Exercise directions
Gather every line of the entries that includes the word "JSON".

[Saved data entries]
-------
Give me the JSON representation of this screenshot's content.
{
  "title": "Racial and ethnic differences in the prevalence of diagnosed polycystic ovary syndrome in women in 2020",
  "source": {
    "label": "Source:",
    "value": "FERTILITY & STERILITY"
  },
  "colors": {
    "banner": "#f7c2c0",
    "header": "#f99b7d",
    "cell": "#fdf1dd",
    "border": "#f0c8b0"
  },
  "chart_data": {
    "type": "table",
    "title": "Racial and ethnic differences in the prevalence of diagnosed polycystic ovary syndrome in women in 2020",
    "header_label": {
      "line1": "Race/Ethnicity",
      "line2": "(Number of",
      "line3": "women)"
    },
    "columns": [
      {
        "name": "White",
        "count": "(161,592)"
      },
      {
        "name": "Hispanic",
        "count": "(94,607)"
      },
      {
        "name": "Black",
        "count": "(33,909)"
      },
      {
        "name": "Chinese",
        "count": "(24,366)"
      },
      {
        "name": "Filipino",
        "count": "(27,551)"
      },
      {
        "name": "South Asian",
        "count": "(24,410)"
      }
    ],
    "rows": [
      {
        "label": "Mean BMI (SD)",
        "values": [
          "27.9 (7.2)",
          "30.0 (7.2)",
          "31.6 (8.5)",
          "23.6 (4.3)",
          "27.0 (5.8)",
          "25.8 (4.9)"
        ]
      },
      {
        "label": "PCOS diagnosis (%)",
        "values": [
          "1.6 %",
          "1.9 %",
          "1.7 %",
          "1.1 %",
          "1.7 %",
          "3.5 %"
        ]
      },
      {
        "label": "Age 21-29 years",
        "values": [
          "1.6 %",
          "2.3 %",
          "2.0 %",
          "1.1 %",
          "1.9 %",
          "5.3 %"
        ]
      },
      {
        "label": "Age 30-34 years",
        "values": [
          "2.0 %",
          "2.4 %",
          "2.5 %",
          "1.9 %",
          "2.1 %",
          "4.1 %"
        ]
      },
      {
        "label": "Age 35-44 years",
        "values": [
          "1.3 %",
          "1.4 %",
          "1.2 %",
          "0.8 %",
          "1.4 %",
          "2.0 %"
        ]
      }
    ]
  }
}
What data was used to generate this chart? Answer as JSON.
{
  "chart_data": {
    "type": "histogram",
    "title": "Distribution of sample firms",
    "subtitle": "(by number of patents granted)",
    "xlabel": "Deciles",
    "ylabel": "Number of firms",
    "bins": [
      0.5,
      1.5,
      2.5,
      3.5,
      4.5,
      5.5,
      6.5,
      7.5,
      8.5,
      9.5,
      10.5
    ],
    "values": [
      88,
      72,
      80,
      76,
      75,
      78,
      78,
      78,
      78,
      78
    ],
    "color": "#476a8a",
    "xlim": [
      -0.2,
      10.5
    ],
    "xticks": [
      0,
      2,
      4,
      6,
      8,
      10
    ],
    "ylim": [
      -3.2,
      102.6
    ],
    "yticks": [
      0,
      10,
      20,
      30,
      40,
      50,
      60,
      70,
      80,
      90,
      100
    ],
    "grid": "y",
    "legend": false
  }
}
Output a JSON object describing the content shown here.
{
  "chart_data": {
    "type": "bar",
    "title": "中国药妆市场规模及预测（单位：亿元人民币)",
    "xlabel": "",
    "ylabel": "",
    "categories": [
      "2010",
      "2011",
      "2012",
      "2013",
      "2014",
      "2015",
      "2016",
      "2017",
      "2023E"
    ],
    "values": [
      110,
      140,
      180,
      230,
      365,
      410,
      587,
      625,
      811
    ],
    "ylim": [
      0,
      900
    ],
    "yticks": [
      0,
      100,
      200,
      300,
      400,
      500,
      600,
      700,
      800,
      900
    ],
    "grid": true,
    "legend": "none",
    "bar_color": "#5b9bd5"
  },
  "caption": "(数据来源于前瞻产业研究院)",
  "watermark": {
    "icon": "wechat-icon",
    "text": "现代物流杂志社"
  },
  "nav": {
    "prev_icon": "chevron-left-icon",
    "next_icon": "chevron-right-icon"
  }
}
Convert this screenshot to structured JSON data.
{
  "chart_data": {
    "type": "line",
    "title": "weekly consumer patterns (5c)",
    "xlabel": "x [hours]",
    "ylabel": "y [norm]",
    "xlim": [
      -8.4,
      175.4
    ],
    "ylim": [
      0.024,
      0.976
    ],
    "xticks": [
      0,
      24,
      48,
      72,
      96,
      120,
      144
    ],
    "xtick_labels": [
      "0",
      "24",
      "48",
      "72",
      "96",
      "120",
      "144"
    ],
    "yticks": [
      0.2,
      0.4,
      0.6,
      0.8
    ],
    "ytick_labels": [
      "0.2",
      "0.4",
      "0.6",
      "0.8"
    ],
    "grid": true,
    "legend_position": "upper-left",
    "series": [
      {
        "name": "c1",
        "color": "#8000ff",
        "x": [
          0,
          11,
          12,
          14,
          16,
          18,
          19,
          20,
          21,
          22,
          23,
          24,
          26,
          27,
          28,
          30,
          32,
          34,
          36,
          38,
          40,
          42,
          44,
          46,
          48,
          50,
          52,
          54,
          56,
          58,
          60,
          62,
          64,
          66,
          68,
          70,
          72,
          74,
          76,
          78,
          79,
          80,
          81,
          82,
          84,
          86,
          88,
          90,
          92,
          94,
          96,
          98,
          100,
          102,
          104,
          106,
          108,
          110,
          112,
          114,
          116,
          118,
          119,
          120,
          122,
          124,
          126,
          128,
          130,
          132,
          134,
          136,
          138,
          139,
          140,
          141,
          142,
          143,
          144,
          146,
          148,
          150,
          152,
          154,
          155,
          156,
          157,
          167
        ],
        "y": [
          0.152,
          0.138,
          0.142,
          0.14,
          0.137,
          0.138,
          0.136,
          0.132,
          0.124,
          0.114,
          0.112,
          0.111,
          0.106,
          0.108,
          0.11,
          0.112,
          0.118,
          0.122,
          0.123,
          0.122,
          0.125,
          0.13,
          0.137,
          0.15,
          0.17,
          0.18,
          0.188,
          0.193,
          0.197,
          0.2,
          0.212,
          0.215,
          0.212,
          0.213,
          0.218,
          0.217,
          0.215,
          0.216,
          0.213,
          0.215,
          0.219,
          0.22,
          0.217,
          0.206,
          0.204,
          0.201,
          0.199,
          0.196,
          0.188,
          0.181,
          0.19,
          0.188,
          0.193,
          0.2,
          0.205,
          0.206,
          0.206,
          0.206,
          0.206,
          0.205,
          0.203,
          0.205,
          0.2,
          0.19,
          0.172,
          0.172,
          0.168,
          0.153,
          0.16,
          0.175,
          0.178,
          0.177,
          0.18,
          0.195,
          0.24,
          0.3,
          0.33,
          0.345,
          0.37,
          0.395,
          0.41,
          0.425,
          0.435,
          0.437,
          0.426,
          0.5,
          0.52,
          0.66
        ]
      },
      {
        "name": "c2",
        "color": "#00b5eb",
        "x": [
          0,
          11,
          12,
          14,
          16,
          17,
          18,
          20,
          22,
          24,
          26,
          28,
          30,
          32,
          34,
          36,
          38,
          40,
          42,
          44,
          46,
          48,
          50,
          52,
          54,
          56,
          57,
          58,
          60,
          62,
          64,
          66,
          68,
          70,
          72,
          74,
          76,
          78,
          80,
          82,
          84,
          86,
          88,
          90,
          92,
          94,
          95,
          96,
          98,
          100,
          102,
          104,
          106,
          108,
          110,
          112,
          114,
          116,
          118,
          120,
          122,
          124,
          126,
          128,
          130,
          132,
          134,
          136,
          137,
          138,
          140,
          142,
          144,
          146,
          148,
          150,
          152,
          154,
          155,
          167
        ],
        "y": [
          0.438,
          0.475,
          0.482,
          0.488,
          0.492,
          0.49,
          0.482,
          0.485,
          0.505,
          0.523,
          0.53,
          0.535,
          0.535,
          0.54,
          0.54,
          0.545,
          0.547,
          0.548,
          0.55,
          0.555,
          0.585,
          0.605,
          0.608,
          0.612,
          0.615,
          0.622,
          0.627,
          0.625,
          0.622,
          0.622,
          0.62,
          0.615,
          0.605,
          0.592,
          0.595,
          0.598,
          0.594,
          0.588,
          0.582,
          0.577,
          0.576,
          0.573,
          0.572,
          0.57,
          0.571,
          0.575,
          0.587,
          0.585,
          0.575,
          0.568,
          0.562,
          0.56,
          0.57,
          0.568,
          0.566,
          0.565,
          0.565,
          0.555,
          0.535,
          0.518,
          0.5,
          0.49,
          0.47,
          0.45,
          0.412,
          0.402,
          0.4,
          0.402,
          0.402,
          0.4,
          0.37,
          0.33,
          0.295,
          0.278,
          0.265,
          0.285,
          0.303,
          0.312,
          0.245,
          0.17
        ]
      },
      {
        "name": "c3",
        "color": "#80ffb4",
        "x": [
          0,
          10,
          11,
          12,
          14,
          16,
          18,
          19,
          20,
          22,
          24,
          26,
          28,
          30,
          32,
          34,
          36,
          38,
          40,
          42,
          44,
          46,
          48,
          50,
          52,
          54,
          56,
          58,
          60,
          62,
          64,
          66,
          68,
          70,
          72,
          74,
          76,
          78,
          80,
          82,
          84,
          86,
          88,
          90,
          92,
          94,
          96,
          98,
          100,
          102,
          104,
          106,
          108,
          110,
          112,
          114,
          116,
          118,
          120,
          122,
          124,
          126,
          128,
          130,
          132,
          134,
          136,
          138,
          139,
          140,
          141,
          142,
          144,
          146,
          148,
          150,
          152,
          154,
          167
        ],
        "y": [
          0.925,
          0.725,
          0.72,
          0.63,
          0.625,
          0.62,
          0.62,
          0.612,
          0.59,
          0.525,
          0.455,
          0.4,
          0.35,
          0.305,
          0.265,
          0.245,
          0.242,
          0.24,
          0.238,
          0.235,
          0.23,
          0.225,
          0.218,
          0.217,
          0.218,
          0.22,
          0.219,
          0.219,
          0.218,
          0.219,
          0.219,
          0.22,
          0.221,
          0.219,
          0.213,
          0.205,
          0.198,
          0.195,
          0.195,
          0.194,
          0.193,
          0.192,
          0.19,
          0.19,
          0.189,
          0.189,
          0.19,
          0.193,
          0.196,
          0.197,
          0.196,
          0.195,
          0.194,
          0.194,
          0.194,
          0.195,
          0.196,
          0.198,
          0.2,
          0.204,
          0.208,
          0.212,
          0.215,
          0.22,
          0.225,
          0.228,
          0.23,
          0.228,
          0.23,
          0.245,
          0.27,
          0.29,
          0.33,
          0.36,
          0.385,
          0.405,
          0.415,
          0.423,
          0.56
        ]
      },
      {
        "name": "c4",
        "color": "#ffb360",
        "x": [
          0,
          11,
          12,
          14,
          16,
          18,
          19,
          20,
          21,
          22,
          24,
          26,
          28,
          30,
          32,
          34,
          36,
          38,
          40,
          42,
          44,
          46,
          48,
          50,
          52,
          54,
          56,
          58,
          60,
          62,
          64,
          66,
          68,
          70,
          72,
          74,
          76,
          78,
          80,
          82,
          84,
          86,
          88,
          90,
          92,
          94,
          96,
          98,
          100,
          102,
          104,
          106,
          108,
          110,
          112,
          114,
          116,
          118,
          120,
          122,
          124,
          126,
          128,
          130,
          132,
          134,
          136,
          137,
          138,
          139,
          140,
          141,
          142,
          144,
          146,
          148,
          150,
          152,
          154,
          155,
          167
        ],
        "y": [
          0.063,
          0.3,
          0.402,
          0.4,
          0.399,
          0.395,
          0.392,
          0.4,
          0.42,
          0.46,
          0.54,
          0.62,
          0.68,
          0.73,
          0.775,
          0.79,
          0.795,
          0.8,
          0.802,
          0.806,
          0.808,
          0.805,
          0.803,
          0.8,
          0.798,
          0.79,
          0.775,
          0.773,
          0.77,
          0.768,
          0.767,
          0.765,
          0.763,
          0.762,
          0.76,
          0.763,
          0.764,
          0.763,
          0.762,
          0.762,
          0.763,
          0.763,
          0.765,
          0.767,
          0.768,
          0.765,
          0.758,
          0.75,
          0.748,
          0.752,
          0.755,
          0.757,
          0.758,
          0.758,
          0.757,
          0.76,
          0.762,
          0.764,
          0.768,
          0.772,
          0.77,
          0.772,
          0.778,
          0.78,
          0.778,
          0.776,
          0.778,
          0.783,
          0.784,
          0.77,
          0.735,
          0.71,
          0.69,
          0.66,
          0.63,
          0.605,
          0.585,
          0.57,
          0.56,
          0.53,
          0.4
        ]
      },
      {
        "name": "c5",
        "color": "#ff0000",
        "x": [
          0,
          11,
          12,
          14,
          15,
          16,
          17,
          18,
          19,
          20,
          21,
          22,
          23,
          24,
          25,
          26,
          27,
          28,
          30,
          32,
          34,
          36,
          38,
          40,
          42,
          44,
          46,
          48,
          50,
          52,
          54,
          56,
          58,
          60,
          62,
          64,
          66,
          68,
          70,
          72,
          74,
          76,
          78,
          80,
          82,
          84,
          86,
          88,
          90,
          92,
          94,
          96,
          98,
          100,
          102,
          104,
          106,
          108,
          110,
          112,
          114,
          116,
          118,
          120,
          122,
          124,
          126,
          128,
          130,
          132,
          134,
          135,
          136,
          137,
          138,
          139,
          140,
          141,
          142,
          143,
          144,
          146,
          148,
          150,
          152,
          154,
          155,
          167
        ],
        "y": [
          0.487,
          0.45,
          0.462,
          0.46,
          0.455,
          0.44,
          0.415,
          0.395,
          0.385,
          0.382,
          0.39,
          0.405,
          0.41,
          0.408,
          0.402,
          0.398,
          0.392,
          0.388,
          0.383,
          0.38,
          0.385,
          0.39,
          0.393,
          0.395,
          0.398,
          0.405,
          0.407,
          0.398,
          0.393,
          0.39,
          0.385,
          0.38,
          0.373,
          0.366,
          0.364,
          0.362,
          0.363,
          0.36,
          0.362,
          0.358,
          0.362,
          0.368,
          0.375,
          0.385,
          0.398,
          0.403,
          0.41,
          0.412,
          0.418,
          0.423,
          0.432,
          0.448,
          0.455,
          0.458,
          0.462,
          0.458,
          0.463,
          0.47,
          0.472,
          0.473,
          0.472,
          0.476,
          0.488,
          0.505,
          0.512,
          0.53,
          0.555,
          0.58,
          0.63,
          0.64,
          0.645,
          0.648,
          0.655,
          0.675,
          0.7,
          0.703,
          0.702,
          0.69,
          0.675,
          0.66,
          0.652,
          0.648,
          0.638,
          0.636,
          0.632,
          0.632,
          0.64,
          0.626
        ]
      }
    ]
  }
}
-------
Output of the exercise
Give me the JSON representation of this screenshot's content.
What data was used to generate this chart? Answer as JSON.
Output a JSON object describing the content shown here.
Convert this screenshot to structured JSON data.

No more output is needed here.